### WHAT YOU HAVE TO DO:
Below is a listing; copy all of it exactly.

Data entries for graphics
--- BEGIN ---
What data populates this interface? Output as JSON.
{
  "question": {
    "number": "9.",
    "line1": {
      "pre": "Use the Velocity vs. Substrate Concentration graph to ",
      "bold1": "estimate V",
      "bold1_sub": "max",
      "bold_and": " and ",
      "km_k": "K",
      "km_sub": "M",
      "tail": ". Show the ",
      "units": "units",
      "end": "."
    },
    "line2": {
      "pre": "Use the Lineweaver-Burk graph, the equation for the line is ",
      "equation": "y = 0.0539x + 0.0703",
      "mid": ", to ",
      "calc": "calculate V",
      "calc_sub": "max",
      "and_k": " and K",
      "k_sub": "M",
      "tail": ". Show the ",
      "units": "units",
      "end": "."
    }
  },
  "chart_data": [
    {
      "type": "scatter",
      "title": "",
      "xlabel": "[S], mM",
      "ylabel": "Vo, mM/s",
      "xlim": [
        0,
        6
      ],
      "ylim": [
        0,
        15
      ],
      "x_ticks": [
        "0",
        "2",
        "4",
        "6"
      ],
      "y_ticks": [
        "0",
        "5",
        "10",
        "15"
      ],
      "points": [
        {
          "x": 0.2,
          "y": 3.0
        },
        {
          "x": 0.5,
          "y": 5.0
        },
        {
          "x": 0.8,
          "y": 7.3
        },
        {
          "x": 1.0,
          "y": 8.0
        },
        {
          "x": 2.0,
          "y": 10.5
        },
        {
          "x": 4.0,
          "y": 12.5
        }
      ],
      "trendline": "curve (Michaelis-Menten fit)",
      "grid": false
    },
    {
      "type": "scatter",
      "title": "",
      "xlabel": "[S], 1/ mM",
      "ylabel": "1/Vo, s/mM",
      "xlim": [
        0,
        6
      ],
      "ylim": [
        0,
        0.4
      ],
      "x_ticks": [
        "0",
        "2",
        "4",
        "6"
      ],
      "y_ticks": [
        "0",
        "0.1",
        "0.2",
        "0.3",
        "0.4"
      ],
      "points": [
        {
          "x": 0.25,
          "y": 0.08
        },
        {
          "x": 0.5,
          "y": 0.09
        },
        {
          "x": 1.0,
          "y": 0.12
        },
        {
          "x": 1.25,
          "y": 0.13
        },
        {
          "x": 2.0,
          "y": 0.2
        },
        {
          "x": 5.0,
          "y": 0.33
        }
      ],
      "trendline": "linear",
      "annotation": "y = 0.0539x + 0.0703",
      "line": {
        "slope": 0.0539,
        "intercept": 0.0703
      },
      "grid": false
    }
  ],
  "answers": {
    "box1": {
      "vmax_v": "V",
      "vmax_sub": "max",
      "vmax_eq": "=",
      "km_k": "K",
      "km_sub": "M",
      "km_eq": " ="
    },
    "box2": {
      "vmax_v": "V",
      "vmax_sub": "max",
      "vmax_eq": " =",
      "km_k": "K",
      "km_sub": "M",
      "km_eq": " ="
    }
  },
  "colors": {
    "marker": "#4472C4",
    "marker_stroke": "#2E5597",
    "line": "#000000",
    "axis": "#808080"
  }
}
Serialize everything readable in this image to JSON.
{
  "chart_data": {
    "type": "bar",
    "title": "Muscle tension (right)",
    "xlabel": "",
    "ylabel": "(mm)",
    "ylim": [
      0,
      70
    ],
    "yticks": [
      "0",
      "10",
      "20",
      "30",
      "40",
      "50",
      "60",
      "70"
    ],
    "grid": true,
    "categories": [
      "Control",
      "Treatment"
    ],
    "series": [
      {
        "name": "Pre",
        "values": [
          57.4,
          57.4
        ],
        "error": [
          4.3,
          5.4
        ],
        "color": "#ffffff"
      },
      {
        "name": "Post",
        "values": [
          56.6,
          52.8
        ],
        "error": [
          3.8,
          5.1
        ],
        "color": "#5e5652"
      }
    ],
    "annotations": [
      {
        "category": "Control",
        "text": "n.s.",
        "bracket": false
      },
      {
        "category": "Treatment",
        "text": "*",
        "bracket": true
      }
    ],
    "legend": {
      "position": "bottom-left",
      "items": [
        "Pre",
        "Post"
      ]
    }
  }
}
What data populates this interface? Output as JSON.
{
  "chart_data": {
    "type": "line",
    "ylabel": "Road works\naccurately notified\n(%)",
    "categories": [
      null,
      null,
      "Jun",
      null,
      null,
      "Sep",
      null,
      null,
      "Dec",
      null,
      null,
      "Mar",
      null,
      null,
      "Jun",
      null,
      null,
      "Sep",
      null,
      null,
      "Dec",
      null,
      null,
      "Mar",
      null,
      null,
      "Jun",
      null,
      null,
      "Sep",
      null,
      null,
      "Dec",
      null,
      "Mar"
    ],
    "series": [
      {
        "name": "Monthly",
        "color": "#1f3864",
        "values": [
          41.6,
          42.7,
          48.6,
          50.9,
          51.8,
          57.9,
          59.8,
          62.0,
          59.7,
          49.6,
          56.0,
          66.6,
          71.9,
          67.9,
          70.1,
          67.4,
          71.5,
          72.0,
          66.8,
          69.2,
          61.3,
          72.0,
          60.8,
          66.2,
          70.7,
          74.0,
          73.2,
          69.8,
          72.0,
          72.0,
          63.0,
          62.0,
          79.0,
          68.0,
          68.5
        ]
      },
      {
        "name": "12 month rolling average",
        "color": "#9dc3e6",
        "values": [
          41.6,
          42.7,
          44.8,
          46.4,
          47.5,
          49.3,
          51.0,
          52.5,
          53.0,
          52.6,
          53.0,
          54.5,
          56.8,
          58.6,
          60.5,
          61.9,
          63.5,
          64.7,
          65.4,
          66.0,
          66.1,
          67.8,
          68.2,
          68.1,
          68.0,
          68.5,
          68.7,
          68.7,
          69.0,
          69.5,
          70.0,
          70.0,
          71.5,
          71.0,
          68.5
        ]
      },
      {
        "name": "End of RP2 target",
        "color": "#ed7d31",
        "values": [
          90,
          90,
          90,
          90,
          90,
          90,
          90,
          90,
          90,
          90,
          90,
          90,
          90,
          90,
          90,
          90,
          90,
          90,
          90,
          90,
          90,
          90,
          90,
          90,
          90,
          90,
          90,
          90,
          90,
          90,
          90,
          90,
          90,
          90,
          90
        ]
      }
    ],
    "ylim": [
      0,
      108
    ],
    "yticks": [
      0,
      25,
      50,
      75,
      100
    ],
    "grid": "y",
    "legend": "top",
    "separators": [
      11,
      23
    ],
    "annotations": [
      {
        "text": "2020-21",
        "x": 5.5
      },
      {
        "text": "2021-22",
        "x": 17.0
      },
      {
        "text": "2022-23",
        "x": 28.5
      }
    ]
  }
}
--- END ---
### SOLUTION FOR THIS PROBLEM:
What data populates this interface? Output as JSON.
{
  "question": {
    "number": "9.",
    "line1": {
      "pre": "Use the Velocity vs. Substrate Concentration graph to ",
      "bold1": "estimate V",
      "bold1_sub": "max",
      "bold_and": " and ",
      "km_k": "K",
      "km_sub": "M",
      "tail": ". Show the ",
      "units": "units",
      "end": "."
    },
    "line2": {
      "pre": "Use the Lineweaver-Burk graph, the equation for the line is ",
      "equation": "y = 0.0539x + 0.0703",
      "mid": ", to ",
      "calc": "calculate V",
      "calc_sub": "max",
      "and_k": " and K",
      "k_sub": "M",
      "tail": ". Show the ",
      "units": "units",
      "end": "."
    }
  },
  "chart_data": [
    {
      "type": "scatter",
      "title": "",
      "xlabel": "[S], mM",
      "ylabel": "Vo, mM/s",
      "xlim": [
        0,
        6
      ],
      "ylim": [
        0,
        15
      ],
      "x_ticks": [
        "0",
        "2",
        "4",
        "6"
      ],
      "y_ticks": [
        "0",
        "5",
        "10",
        "15"
      ],
      "points": [
        {
          "x": 0.2,
          "y": 3.0
        },
        {
          "x": 0.5,
          "y": 5.0
        },
        {
          "x": 0.8,
          "y": 7.3
        },
        {
          "x": 1.0,
          "y": 8.0
        },
        {
          "x": 2.0,
          "y": 10.5
        },
        {
          "x": 4.0,
          "y": 12.5
        }
      ],
      "trendline": "curve (Michaelis-Menten fit)",
      "grid": false
    },
    {
      "type": "scatter",
      "title": "",
      "xlabel": "[S], 1/ mM",
      "ylabel": "1/Vo, s/mM",
      "xlim": [
        0,
        6
      ],
      "ylim": [
        0,
        0.4
      ],
      "x_ticks": [
        "0",
        "2",
        "4",
        "6"
      ],
      "y_ticks": [
        "0",
        "0.1",
        "0.2",
        "0.3",
        "0.4"
      ],
      "points": [
        {
          "x": 0.25,
          "y": 0.08
        },
        {
          "x": 0.5,
          "y": 0.09
        },
        {
          "x": 1.0,
          "y": 0.12
        },
        {
          "x": 1.25,
          "y": 0.13
        },
        {
          "x": 2.0,
          "y": 0.2
        },
        {
          "x": 5.0,
          "y": 0.33
        }
      ],
      "trendline": "linear",
      "annotation": "y = 0.0539x + 0.0703",
      "line": {
        "slope": 0.0539,
        "intercept": 0.0703
      },
      "grid": false
    }
  ],
  "answers": {
    "box1": {
      "vmax_v": "V",
      "vmax_sub": "max",
      "vmax_eq": "=",
      "km_k": "K",
      "km_sub": "M",
      "km_eq": " ="
    },
    "box2": {
      "vmax_v": "V",
      "vmax_sub": "max",
      "vmax_eq": " =",
      "km_k": "K",
      "km_sub": "M",
      "km_eq": " ="
    }
  },
  "colors": {
    "marker": "#4472C4",
    "marker_stroke": "#2E5597",
    "line": "#000000",
    "axis": "#808080"
  }
}
Serialize everything readable in this image to JSON.
{
  "chart_data": {
    "type": "bar",
    "title": "Muscle tension (right)",
    "xlabel": "",
    "ylabel": "(mm)",
    "ylim": [
      0,
      70
    ],
    "yticks": [
      "0",
      "10",
      "20",
      "30",
      "40",
      "50",
      "60",
      "70"
    ],
    "grid": true,
    "categories": [
      "Control",
      "Treatment"
    ],
    "series": [
      {
        "name": "Pre",
        "values": [
          57.4,
          57.4
        ],
        "error": [
          4.3,
          5.4
        ],
        "color": "#ffffff"
      },
      {
        "name": "Post",
        "values": [
          56.6,
          52.8
        ],
        "error": [
          3.8,
          5.1
        ],
        "color": "#5e5652"
      }
    ],
    "annotations": [
      {
        "category": "Control",
        "text": "n.s.",
        "bracket": false
      },
      {
        "category": "Treatment",
        "text": "*",
        "bracket": true
      }
    ],
    "legend": {
      "position": "bottom-left",
      "items": [
        "Pre",
        "Post"
      ]
    }
  }
}
What data populates this interface? Output as JSON.
{
  "chart_data": {
    "type": "line",
    "ylabel": "Road works\naccurately notified\n(%)",
    "categories": [
      null,
      null,
      "Jun",
      null,
      null,
      "Sep",
      null,
      null,
      "Dec",
      null,
      null,
      "Mar",
      null,
      null,
      "Jun",
      null,
      null,
      "Sep",
      null,
      null,
      "Dec",
      null,
      null,
      "Mar",
      null,
      null,
      "Jun",
      null,
      null,
      "Sep",
      null,
      null,
      "Dec",
      null,
      "Mar"
    ],
    "series": [
      {
        "name": "Monthly",
        "color": "#1f3864",
        "values": [
          41.6,
          42.7,
          48.6,
          50.9,
          51.8,
          57.9,
          59.8,
          62.0,
          59.7,
          49.6,
          56.0,
          66.6,
          71.9,
          67.9,
          70.1,
          67.4,
          71.5,
          72.0,
          66.8,
          69.2,
          61.3,
          72.0,
          60.8,
          66.2,
          70.7,
          74.0,
          73.2,
          69.8,
          72.0,
          72.0,
          63.0,
          62.0,
          79.0,
          68.0,
          68.5
        ]
      },
      {
        "name": "12 month rolling average",
        "color": "#9dc3e6",
        "values": [
          41.6,
          42.7,
          44.8,
          46.4,
          47.5,
          49.3,
          51.0,
          52.5,
          53.0,
          52.6,
          53.0,
          54.5,
          56.8,
          58.6,
          60.5,
          61.9,
          63.5,
          64.7,
          65.4,
          66.0,
          66.1,
          67.8,
          68.2,
          68.1,
          68.0,
          68.5,
          68.7,
          68.7,
          69.0,
          69.5,
          70.0,
          70.0,
          71.5,
          71.0,
          68.5
        ]
      },
      {
        "name": "End of RP2 target",
        "color": "#ed7d31",
        "values": [
          90,
          90,
          90,
          90,
          90,
          90,
          90,
          90,
          90,
          90,
          90,
          90,
          90,
          90,
          90,
          90,
          90,
          90,
          90,
          90,
          90,
          90,
          90,
          90,
          90,
          90,
          90,
          90,
          90,
          90,
          90,
          90,
          90,
          90,
          90
        ]
      }
    ],
    "ylim": [
      0,
      108
    ],
    "yticks": [
      0,
      25,
      50,
      75,
      100
    ],
    "grid": "y",
    "legend": "top",
    "separators": [
      11,
      23
    ],
    "annotations": [
      {
        "text": "2020-21",
        "x": 5.5
      },
      {
        "text": "2021-22",
        "x": 17.0
      },
      {
        "text": "2022-23",
        "x": 28.5
      }
    ]
  }
}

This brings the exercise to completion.